__Exercise prompt__
Copy out each line that mentions the word "title".

>>>

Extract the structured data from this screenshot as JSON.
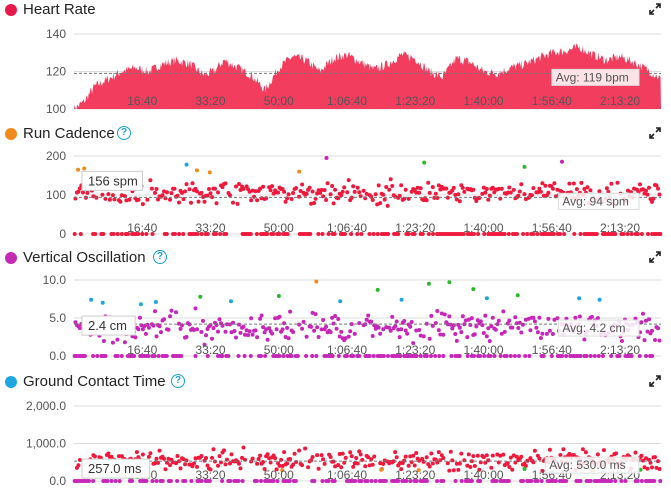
{
  "panels": [
    {
      "id": "heart-rate",
      "title": "Heart Rate",
      "color": "#e8194a",
      "has_help": false,
      "chart_data": {
        "type": "area",
        "ylim": [
          100,
          140
        ],
        "yticks": [
          "140",
          "120",
          "100"
        ],
        "ytick_values": [
          140,
          120,
          100
        ],
        "xticks": [
          "16:40",
          "33:20",
          "50:00",
          "1:06:40",
          "1:23:20",
          "1:40:00",
          "1:56:40",
          "2:13:20"
        ],
        "xtick_seconds": [
          1000,
          2000,
          3000,
          4000,
          5000,
          6000,
          7000,
          8000
        ],
        "xlim_seconds": [
          0,
          8600
        ],
        "avg_label": "Avg: 119 bpm",
        "avg_value": 119,
        "series_color": "#f23d5f",
        "envelope": [
          [
            0,
            100
          ],
          [
            150,
            104
          ],
          [
            300,
            112
          ],
          [
            500,
            116
          ],
          [
            700,
            120
          ],
          [
            900,
            122
          ],
          [
            1100,
            120
          ],
          [
            1300,
            124
          ],
          [
            1500,
            126
          ],
          [
            1700,
            124
          ],
          [
            1900,
            118
          ],
          [
            2050,
            120
          ],
          [
            2200,
            126
          ],
          [
            2400,
            122
          ],
          [
            2600,
            118
          ],
          [
            2800,
            110
          ],
          [
            3000,
            122
          ],
          [
            3200,
            128
          ],
          [
            3400,
            126
          ],
          [
            3600,
            120
          ],
          [
            3800,
            127
          ],
          [
            4000,
            129
          ],
          [
            4200,
            125
          ],
          [
            4400,
            121
          ],
          [
            4600,
            124
          ],
          [
            4800,
            129
          ],
          [
            5000,
            127
          ],
          [
            5200,
            120
          ],
          [
            5400,
            117
          ],
          [
            5600,
            127
          ],
          [
            5800,
            125
          ],
          [
            6000,
            120
          ],
          [
            6200,
            119
          ],
          [
            6400,
            122
          ],
          [
            6600,
            124
          ],
          [
            6800,
            127
          ],
          [
            7000,
            130
          ],
          [
            7200,
            131
          ],
          [
            7400,
            133
          ],
          [
            7600,
            129
          ],
          [
            7800,
            126
          ],
          [
            8000,
            128
          ],
          [
            8200,
            125
          ],
          [
            8400,
            121
          ],
          [
            8600,
            116
          ]
        ]
      }
    },
    {
      "id": "run-cadence",
      "title": "Run Cadence",
      "color": "#f08a1c",
      "has_help": true,
      "chart_data": {
        "type": "scatter",
        "ylim": [
          0,
          200
        ],
        "yticks": [
          "200",
          "100",
          "0"
        ],
        "ytick_values": [
          200,
          100,
          0
        ],
        "xticks": [
          "16:40",
          "33:20",
          "50:00",
          "1:06:40",
          "1:23:20",
          "1:40:00",
          "1:56:40",
          "2:13:20"
        ],
        "xtick_seconds": [
          1000,
          2000,
          3000,
          4000,
          5000,
          6000,
          7000,
          8000
        ],
        "xlim_seconds": [
          0,
          8600
        ],
        "value_label": "156 spm",
        "avg_label": "Avg: 94 spm",
        "avg_value": 94,
        "main_color": "#f0193c",
        "bands": [
          {
            "base": 105,
            "spread": 28
          }
        ],
        "zero_row": true,
        "extra_points": [
          {
            "x": 60,
            "y": 165,
            "color": "#f08a1c"
          },
          {
            "x": 150,
            "y": 168,
            "color": "#f08a1c"
          },
          {
            "x": 1650,
            "y": 178,
            "color": "#1da7e0"
          },
          {
            "x": 1800,
            "y": 163,
            "color": "#f08a1c"
          },
          {
            "x": 1990,
            "y": 158,
            "color": "#f08a1c"
          },
          {
            "x": 3300,
            "y": 160,
            "color": "#f08a1c"
          },
          {
            "x": 3700,
            "y": 195,
            "color": "#c726b8"
          },
          {
            "x": 5130,
            "y": 183,
            "color": "#2eb82e"
          },
          {
            "x": 6600,
            "y": 172,
            "color": "#2eb82e"
          },
          {
            "x": 7150,
            "y": 185,
            "color": "#c726b8"
          }
        ]
      }
    },
    {
      "id": "vertical-oscillation",
      "title": "Vertical Oscillation",
      "color": "#c42bb2",
      "has_help": true,
      "chart_data": {
        "type": "scatter",
        "ylim": [
          0,
          10
        ],
        "yticks": [
          "10.0",
          "5.0",
          "0.0"
        ],
        "ytick_values": [
          10,
          5,
          0
        ],
        "xticks": [
          "16:40",
          "33:20",
          "50:00",
          "1:06:40",
          "1:23:20",
          "1:40:00",
          "1:56:40",
          "2:13:20"
        ],
        "xtick_seconds": [
          1000,
          2000,
          3000,
          4000,
          5000,
          6000,
          7000,
          8000
        ],
        "xlim_seconds": [
          0,
          8600
        ],
        "value_label": "2.4 cm",
        "avg_label": "Avg: 4.2 cm",
        "avg_value": 4.2,
        "main_color": "#c726b8",
        "bands": [
          {
            "base": 3.8,
            "spread": 1.8
          }
        ],
        "zero_row": true,
        "extra_points": [
          {
            "x": 250,
            "y": 7.4,
            "color": "#1da7e0"
          },
          {
            "x": 420,
            "y": 7.0,
            "color": "#1da7e0"
          },
          {
            "x": 980,
            "y": 6.8,
            "color": "#1da7e0"
          },
          {
            "x": 1200,
            "y": 7.1,
            "color": "#1da7e0"
          },
          {
            "x": 1850,
            "y": 7.8,
            "color": "#2eb82e"
          },
          {
            "x": 2300,
            "y": 7.2,
            "color": "#1da7e0"
          },
          {
            "x": 3000,
            "y": 7.9,
            "color": "#2eb82e"
          },
          {
            "x": 3550,
            "y": 9.8,
            "color": "#f08a1c"
          },
          {
            "x": 3900,
            "y": 7.2,
            "color": "#1da7e0"
          },
          {
            "x": 4450,
            "y": 8.7,
            "color": "#2eb82e"
          },
          {
            "x": 4800,
            "y": 7.4,
            "color": "#1da7e0"
          },
          {
            "x": 5200,
            "y": 9.5,
            "color": "#2eb82e"
          },
          {
            "x": 5500,
            "y": 9.7,
            "color": "#2eb82e"
          },
          {
            "x": 5850,
            "y": 8.8,
            "color": "#2eb82e"
          },
          {
            "x": 6050,
            "y": 7.6,
            "color": "#1da7e0"
          },
          {
            "x": 6500,
            "y": 8.0,
            "color": "#2eb82e"
          },
          {
            "x": 7400,
            "y": 7.6,
            "color": "#1da7e0"
          },
          {
            "x": 7700,
            "y": 7.4,
            "color": "#1da7e0"
          }
        ]
      }
    },
    {
      "id": "ground-contact-time",
      "title": "Ground Contact Time",
      "color": "#1da7e0",
      "has_help": true,
      "chart_data": {
        "type": "scatter",
        "ylim": [
          0,
          2000
        ],
        "yticks": [
          "2,000.0",
          "1,000.0",
          "0.0"
        ],
        "ytick_values": [
          2000,
          1000,
          0
        ],
        "xticks": [
          "16:40",
          "33:20",
          "50:00",
          "1:06:40",
          "1:23:20",
          "1:40:00",
          "1:56:40",
          "2:13:20"
        ],
        "xtick_seconds": [
          1000,
          2000,
          3000,
          4000,
          5000,
          6000,
          7000,
          8000
        ],
        "xlim_seconds": [
          0,
          8600
        ],
        "value_label": "257.0 ms",
        "avg_label": "Avg: 530.0 ms",
        "avg_value": 530,
        "main_color": "#f0193c",
        "bands": [
          {
            "base": 540,
            "spread": 260
          }
        ],
        "zero_row": true,
        "zero_color": "#c726b8",
        "extra_points": [
          {
            "x": 3050,
            "y": 290,
            "color": "#f08a1c"
          },
          {
            "x": 4500,
            "y": 300,
            "color": "#f08a1c"
          },
          {
            "x": 5050,
            "y": 290,
            "color": "#f08a1c"
          },
          {
            "x": 6600,
            "y": 320,
            "color": "#2eb82e"
          },
          {
            "x": 7600,
            "y": 280,
            "color": "#f08a1c"
          },
          {
            "x": 8300,
            "y": 300,
            "color": "#2eb82e"
          },
          {
            "x": 140,
            "y": 310,
            "color": "#2eb82e"
          }
        ]
      }
    }
  ]
}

<<<

__Expected output__
      "title": "Heart Rate",
      "title": "Run Cadence",
      "title": "Vertical Oscillation",
      "title": "Ground Contact Time",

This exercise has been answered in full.